Read through the entries below and return each line with the word "robot".
** START **
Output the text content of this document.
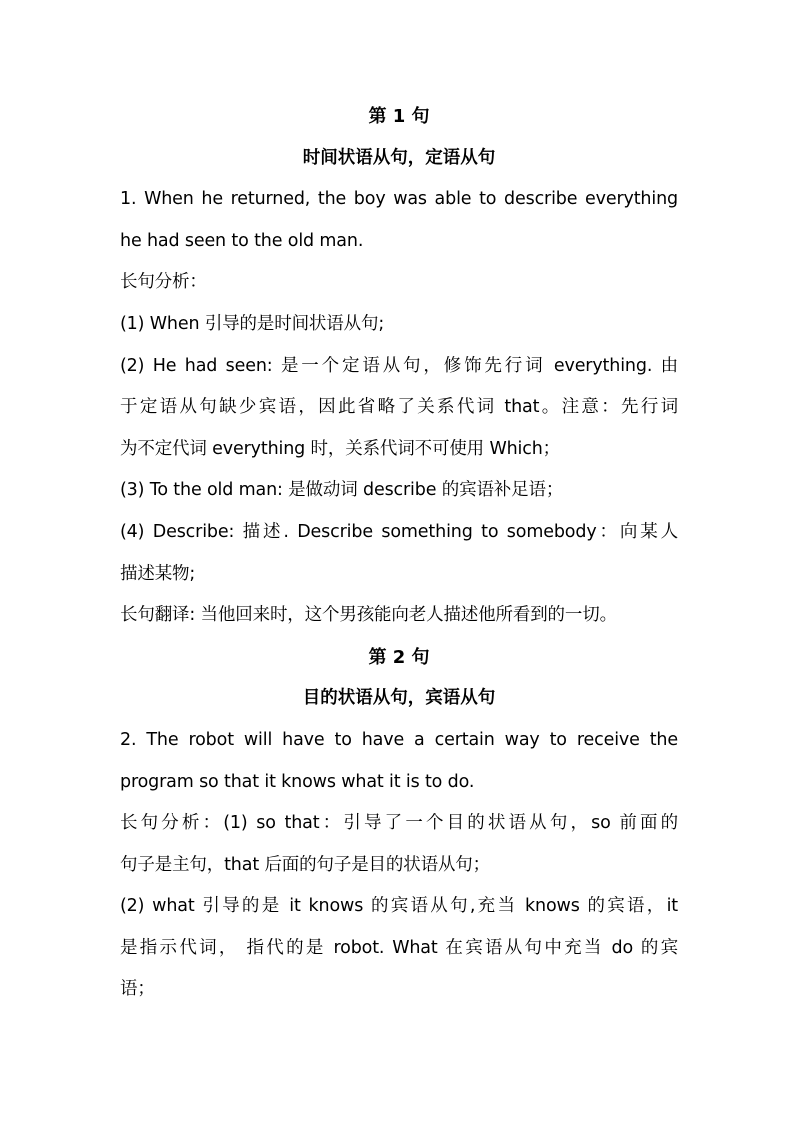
第 1 句
时间状语从句，定语从句
1. When he returned, the boy was able to describe everything
he had seen to the old man.
长句分析：
(1) When 引导的是时间状语从句;
(2) He had seen: 是一个定语从句，修饰先行词 everything. 由
于定语从句缺少宾语，因此省略了关系代词 that。注意：先行词
为不定代词 everything 时，关系代词不可使用 Which；
(3) To the old man: 是做动词 describe 的宾语补足语；
(4) Describe: 描述. Describe something to somebody：向某人
描述某物;
长句翻译: 当他回来时，这个男孩能向老人描述他所看到的一切。
第 2 句
目的状语从句，宾语从句
2. The robot will have to have a certain way to receive the
program so that it knows what it is to do.
长句分析：(1) so that：引导了一个目的状语从句，so 前面的
句子是主句，that 后面的句子是目的状语从句；
(2) what 引导的是 it knows 的宾语从句,充当 knows 的宾语，it
是指示代词， 指代的是 robot. What 在宾语从句中充当 do 的宾
语；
** END **
* [FULL OUTPUT]:
2. The robot will have to have a certain way to receive the
是指示代词， 指代的是 robot. What 在宾语从句中充当 do 的宾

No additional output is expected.